[Problem to work on]: Scan the entries below and count the lines holding the string "JSON". Supply only the number.
+ + + +
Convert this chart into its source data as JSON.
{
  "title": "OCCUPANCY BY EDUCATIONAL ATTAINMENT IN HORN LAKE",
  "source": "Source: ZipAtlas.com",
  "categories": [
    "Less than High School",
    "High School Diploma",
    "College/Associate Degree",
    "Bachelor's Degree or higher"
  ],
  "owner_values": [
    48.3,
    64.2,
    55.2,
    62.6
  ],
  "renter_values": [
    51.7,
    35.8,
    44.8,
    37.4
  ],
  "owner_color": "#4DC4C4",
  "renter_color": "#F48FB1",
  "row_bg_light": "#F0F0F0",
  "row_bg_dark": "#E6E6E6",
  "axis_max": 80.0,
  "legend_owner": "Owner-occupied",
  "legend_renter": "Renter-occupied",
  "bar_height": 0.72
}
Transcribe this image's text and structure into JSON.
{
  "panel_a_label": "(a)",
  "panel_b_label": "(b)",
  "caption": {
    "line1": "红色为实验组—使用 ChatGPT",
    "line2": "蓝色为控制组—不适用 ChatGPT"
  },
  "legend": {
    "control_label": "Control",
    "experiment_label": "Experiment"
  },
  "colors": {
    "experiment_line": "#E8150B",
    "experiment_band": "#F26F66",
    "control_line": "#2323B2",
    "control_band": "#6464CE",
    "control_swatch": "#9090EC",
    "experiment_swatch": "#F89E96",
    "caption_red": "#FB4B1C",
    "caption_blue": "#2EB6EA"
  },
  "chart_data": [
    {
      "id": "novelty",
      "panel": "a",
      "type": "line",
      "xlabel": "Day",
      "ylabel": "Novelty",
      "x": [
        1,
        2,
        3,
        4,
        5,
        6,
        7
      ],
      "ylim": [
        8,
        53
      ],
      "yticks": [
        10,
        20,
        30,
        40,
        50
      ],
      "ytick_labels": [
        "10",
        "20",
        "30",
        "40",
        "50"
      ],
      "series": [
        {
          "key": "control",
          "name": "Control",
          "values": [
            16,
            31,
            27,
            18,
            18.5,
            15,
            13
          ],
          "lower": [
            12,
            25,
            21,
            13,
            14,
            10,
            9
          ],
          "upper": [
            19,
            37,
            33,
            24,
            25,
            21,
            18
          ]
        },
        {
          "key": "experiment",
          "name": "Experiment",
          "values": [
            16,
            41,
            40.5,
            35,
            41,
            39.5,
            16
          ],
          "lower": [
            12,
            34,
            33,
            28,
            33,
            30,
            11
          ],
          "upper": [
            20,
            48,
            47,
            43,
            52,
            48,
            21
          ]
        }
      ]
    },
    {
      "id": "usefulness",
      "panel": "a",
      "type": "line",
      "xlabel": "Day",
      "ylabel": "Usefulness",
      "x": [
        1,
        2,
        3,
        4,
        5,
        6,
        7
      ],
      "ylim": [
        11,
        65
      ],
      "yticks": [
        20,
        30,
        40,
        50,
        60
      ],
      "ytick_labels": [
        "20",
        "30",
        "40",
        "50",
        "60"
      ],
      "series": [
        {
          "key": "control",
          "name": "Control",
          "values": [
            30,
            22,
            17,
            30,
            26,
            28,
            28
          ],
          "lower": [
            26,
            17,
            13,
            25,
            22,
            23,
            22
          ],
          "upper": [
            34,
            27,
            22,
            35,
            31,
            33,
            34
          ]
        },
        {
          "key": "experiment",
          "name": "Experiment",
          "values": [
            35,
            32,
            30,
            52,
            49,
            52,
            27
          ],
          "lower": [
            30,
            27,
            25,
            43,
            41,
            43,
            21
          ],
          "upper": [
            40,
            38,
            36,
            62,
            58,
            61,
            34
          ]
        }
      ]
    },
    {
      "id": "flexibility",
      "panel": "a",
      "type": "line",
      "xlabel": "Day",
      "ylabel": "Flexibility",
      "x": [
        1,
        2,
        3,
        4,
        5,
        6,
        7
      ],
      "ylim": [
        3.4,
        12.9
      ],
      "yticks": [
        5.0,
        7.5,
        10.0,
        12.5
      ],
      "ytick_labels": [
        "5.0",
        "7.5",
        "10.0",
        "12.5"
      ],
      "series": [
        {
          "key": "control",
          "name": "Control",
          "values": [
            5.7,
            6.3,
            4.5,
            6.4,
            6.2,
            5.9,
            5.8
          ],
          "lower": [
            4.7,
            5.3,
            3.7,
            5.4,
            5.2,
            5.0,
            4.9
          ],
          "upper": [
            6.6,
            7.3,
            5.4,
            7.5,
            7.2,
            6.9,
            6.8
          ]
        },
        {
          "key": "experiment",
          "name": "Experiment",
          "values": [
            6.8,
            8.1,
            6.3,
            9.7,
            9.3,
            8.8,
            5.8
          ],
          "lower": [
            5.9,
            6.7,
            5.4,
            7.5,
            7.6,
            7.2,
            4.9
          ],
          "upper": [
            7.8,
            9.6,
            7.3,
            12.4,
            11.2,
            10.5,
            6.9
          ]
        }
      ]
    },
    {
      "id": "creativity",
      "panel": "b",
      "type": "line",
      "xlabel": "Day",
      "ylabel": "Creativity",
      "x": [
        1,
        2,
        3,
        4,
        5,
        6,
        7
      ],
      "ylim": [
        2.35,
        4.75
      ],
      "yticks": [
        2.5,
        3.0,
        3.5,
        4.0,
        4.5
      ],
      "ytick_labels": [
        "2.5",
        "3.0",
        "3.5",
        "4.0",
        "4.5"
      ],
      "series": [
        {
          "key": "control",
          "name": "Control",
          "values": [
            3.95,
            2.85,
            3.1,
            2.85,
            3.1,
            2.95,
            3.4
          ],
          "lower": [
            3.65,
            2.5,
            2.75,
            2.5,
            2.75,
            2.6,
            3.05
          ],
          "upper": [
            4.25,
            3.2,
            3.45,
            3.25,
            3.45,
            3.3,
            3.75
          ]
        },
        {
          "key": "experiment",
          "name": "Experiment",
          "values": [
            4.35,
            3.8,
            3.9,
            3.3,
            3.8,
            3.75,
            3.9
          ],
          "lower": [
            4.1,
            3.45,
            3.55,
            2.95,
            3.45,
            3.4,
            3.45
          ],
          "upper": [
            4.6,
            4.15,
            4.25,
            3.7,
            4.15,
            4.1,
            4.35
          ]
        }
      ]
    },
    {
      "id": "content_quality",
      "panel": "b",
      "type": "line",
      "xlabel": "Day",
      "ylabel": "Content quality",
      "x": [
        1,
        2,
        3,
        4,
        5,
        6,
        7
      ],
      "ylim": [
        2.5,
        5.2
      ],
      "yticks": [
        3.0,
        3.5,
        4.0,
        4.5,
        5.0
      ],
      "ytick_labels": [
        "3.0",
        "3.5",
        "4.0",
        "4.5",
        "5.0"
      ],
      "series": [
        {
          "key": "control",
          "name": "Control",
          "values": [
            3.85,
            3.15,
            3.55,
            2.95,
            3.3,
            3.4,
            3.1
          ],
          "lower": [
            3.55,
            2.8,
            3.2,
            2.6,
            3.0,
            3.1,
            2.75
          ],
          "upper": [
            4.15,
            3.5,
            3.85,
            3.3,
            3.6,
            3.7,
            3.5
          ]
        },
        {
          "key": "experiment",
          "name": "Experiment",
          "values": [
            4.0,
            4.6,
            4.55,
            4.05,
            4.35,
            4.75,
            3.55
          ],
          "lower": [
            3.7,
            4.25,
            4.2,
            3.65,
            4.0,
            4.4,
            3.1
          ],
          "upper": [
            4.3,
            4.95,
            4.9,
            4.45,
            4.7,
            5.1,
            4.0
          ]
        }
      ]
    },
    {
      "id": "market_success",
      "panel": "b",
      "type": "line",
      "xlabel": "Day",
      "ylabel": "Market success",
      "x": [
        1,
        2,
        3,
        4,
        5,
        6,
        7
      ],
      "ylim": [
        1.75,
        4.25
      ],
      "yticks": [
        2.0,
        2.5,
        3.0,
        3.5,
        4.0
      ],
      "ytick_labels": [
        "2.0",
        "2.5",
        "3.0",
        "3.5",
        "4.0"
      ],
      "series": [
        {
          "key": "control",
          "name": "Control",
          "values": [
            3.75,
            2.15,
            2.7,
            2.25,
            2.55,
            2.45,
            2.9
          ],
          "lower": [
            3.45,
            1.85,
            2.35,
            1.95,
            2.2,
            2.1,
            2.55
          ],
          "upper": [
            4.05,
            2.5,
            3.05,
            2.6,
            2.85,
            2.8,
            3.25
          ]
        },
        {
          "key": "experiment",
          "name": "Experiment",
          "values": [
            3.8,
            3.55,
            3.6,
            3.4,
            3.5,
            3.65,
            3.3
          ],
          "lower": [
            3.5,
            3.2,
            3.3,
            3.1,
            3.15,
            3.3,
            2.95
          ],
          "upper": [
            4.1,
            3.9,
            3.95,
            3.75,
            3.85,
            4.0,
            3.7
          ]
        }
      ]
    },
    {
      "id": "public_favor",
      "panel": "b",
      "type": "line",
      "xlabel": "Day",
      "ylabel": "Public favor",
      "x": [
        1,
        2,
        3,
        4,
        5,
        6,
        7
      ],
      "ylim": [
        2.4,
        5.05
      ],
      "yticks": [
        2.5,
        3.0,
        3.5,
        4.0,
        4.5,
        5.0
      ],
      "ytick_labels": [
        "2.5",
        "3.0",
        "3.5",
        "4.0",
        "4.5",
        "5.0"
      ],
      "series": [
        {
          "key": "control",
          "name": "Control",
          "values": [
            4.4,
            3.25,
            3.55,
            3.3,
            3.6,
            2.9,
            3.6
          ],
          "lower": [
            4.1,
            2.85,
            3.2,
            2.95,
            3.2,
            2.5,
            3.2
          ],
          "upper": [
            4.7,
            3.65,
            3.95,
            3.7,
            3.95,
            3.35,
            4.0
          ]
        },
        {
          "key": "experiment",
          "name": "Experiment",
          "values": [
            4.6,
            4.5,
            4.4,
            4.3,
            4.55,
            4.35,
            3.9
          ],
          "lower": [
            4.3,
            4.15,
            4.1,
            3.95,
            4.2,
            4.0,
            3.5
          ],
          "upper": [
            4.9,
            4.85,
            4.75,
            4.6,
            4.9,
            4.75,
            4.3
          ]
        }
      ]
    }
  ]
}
+ + + +
[Solution for this task]: 2